» Instructions for the task: In full and without deviation, write out the entries that follow.

*** The input ***

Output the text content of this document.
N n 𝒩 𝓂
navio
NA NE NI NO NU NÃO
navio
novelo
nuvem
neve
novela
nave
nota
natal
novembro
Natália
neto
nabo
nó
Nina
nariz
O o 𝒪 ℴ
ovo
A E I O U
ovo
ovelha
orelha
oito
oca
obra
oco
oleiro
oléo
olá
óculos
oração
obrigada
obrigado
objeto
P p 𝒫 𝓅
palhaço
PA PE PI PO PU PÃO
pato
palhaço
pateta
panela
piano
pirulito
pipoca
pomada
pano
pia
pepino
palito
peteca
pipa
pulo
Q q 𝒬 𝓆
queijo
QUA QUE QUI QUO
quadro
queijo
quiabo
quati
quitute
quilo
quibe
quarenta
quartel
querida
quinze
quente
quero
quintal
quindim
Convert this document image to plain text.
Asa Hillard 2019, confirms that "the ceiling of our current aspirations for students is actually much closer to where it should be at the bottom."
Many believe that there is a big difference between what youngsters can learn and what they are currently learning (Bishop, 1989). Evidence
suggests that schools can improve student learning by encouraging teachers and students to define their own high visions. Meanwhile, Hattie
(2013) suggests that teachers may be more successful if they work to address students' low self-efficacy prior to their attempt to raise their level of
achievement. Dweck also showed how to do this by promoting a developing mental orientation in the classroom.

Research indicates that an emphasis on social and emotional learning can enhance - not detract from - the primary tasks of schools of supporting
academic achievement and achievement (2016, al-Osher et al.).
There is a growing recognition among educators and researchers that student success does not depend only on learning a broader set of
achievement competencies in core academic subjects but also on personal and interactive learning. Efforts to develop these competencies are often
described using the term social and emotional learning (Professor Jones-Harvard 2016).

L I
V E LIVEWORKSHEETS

***

» Task answer:
Output the text content of this document.
N n 𝒩 𝓂
navio
NA NE NI NO NU NÃO
navio
novelo
nuvem
neve
novela
nave
nota
natal
novembro
Natália
neto
nabo
nó
Nina
nariz
O o 𝒪 ℴ
ovo
A E I O U
ovo
ovelha
orelha
oito
oca
obra
oco
oleiro
oléo
olá
óculos
oração
obrigada
obrigado
objeto
P p 𝒫 𝓅
palhaço
PA PE PI PO PU PÃO
pato
palhaço
pateta
panela
piano
pirulito
pipoca
pomada
pano
pia
pepino
palito
peteca
pipa
pulo
Q q 𝒬 𝓆
queijo
QUA QUE QUI QUO
quadro
queijo
quiabo
quati
quitute
quilo
quibe
quarenta
quartel
querida
quinze
quente
quero
quintal
quindim
Convert this document image to plain text.
Asa Hillard 2019, confirms that "the ceiling of our current aspirations for students is actually much closer to where it should be at the bottom."
Many believe that there is a big difference between what youngsters can learn and what they are currently learning (Bishop, 1989). Evidence
suggests that schools can improve student learning by encouraging teachers and students to define their own high visions. Meanwhile, Hattie
(2013) suggests that teachers may be more successful if they work to address students' low self-efficacy prior to their attempt to raise their level of
achievement. Dweck also showed how to do this by promoting a developing mental orientation in the classroom.

Research indicates that an emphasis on social and emotional learning can enhance - not detract from - the primary tasks of schools of supporting
academic achievement and achievement (2016, al-Osher et al.).
There is a growing recognition among educators and researchers that student success does not depend only on learning a broader set of
achievement competencies in core academic subjects but also on personal and interactive learning. Efforts to develop these competencies are often
described using the term social and emotional learning (Professor Jones-Harvard 2016).

L I
V E LIVEWORKSHEETS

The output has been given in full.